Stated problem: Leave out the pictures and return every entry exactly as it appears.

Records
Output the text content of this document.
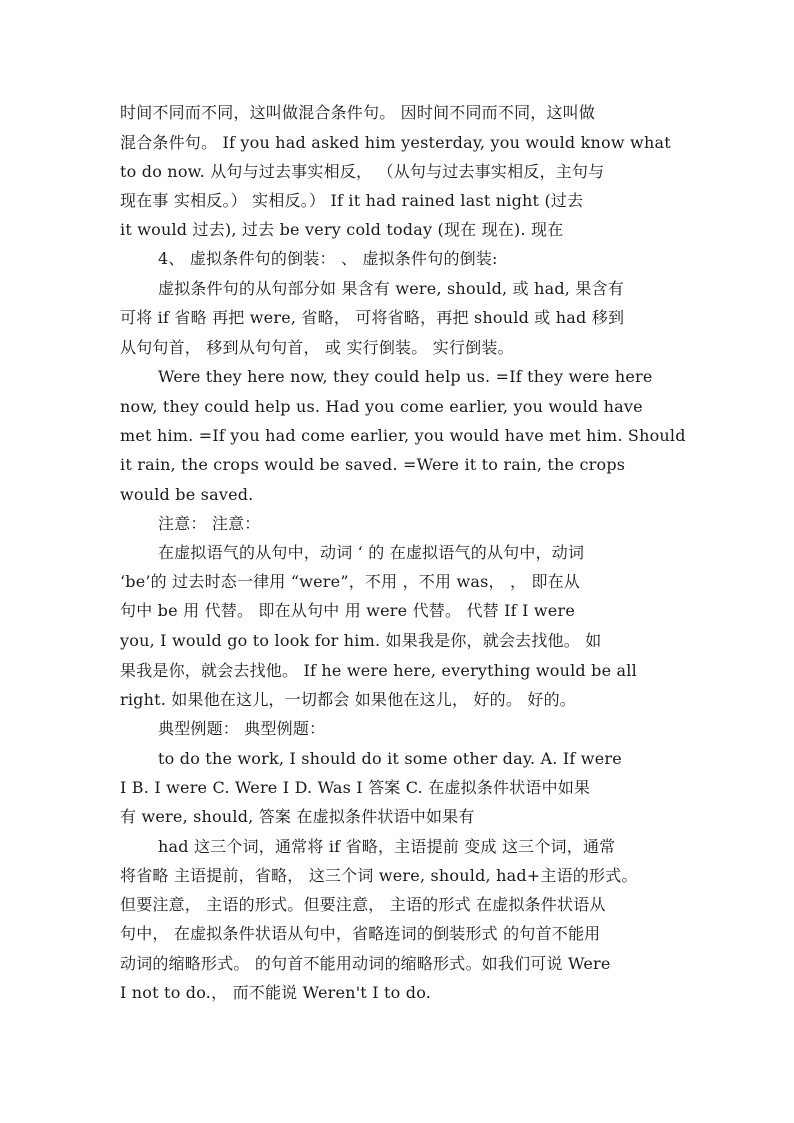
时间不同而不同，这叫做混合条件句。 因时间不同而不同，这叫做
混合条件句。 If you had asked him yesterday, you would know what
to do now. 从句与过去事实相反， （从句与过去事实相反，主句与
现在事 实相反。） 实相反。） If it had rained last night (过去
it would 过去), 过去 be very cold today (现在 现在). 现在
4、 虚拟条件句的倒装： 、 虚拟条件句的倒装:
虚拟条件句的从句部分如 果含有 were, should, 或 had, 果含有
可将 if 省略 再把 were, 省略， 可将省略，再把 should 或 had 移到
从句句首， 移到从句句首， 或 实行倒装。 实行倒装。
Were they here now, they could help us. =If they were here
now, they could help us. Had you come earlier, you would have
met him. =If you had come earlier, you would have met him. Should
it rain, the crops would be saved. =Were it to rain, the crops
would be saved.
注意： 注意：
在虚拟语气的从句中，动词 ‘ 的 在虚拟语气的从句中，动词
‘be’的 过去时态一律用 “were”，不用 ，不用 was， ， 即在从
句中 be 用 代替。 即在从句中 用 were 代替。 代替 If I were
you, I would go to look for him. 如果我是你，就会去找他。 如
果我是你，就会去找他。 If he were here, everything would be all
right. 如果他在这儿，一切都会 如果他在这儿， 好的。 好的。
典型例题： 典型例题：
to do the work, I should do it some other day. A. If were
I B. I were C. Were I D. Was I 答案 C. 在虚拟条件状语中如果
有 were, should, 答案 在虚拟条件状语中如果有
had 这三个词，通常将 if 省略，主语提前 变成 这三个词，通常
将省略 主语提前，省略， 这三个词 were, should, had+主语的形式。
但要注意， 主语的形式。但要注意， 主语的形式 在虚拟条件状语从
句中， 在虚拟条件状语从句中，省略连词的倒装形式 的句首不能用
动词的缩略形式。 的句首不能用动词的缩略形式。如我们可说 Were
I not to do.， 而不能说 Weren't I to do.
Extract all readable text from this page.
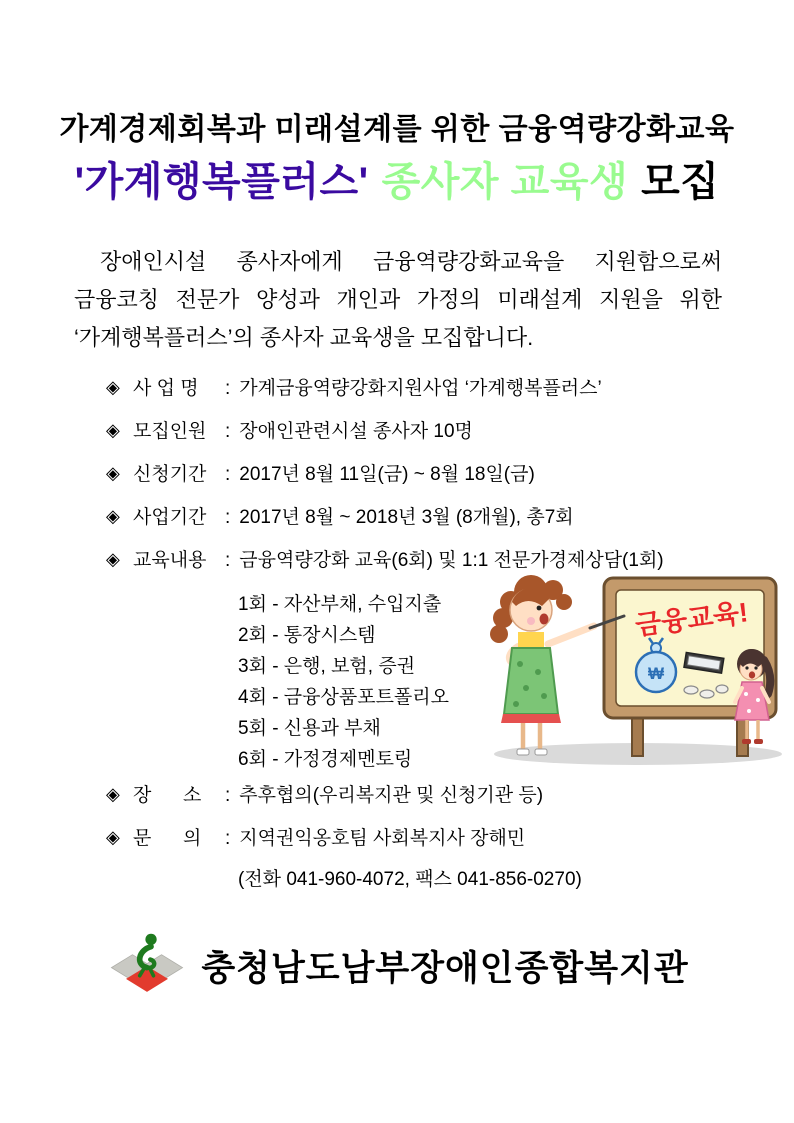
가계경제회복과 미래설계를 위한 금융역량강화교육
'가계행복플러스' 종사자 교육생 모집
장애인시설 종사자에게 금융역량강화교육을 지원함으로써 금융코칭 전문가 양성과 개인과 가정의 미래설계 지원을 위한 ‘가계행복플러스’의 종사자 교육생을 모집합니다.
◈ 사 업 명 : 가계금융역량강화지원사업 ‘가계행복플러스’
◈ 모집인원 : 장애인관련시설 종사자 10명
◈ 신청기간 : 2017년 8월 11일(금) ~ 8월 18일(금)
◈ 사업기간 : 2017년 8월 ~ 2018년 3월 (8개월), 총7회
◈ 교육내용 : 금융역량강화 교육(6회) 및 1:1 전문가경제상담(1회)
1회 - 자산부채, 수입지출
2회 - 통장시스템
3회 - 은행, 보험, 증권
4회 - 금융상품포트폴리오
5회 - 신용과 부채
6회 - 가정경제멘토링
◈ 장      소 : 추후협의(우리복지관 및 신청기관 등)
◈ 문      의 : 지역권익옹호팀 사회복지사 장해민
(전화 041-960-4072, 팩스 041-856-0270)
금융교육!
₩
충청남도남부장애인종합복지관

Answer to this problem:
Output the text content of this document.
时间不同而不同，这叫做混合条件句。 因时间不同而不同，这叫做
混合条件句。 If you had asked him yesterday, you would know what
to do now. 从句与过去事实相反， （从句与过去事实相反，主句与
现在事 实相反。） 实相反。） If it had rained last night (过去
it would 过去), 过去 be very cold today (现在 现在). 现在
4、 虚拟条件句的倒装： 、 虚拟条件句的倒装:
虚拟条件句的从句部分如 果含有 were, should, 或 had, 果含有
可将 if 省略 再把 were, 省略， 可将省略，再把 should 或 had 移到
从句句首， 移到从句句首， 或 实行倒装。 实行倒装。
Were they here now, they could help us. =If they were here
now, they could help us. Had you come earlier, you would have
met him. =If you had come earlier, you would have met him. Should
it rain, the crops would be saved. =Were it to rain, the crops
would be saved.
注意： 注意：
在虚拟语气的从句中，动词 ‘ 的 在虚拟语气的从句中，动词
‘be’的 过去时态一律用 “were”，不用 ，不用 was， ， 即在从
句中 be 用 代替。 即在从句中 用 were 代替。 代替 If I were
you, I would go to look for him. 如果我是你，就会去找他。 如
果我是你，就会去找他。 If he were here, everything would be all
right. 如果他在这儿，一切都会 如果他在这儿， 好的。 好的。
典型例题： 典型例题：
to do the work, I should do it some other day. A. If were
I B. I were C. Were I D. Was I 答案 C. 在虚拟条件状语中如果
有 were, should, 答案 在虚拟条件状语中如果有
had 这三个词，通常将 if 省略，主语提前 变成 这三个词，通常
将省略 主语提前，省略， 这三个词 were, should, had+主语的形式。
但要注意， 主语的形式。但要注意， 主语的形式 在虚拟条件状语从
句中， 在虚拟条件状语从句中，省略连词的倒装形式 的句首不能用
动词的缩略形式。 的句首不能用动词的缩略形式。如我们可说 Were
I not to do.， 而不能说 Weren't I to do.
Extract all readable text from this page.
가계경제회복과 미래설계를 위한 금융역량강화교육
'가계행복플러스' 종사자 교육생 모집
장애인시설 종사자에게 금융역량강화교육을 지원함으로써 금융코칭 전문가 양성과 개인과 가정의 미래설계 지원을 위한 ‘가계행복플러스’의 종사자 교육생을 모집합니다.
◈ 사 업 명 : 가계금융역량강화지원사업 ‘가계행복플러스’
◈ 모집인원 : 장애인관련시설 종사자 10명
◈ 신청기간 : 2017년 8월 11일(금) ~ 8월 18일(금)
◈ 사업기간 : 2017년 8월 ~ 2018년 3월 (8개월), 총7회
◈ 교육내용 : 금융역량강화 교육(6회) 및 1:1 전문가경제상담(1회)
1회 - 자산부채, 수입지출
2회 - 통장시스템
3회 - 은행, 보험, 증권
4회 - 금융상품포트폴리오
5회 - 신용과 부채
6회 - 가정경제멘토링
◈ 장      소 : 추후협의(우리복지관 및 신청기관 등)
◈ 문      의 : 지역권익옹호팀 사회복지사 장해민
(전화 041-960-4072, 팩스 041-856-0270)
금융교육!
₩
충청남도남부장애인종합복지관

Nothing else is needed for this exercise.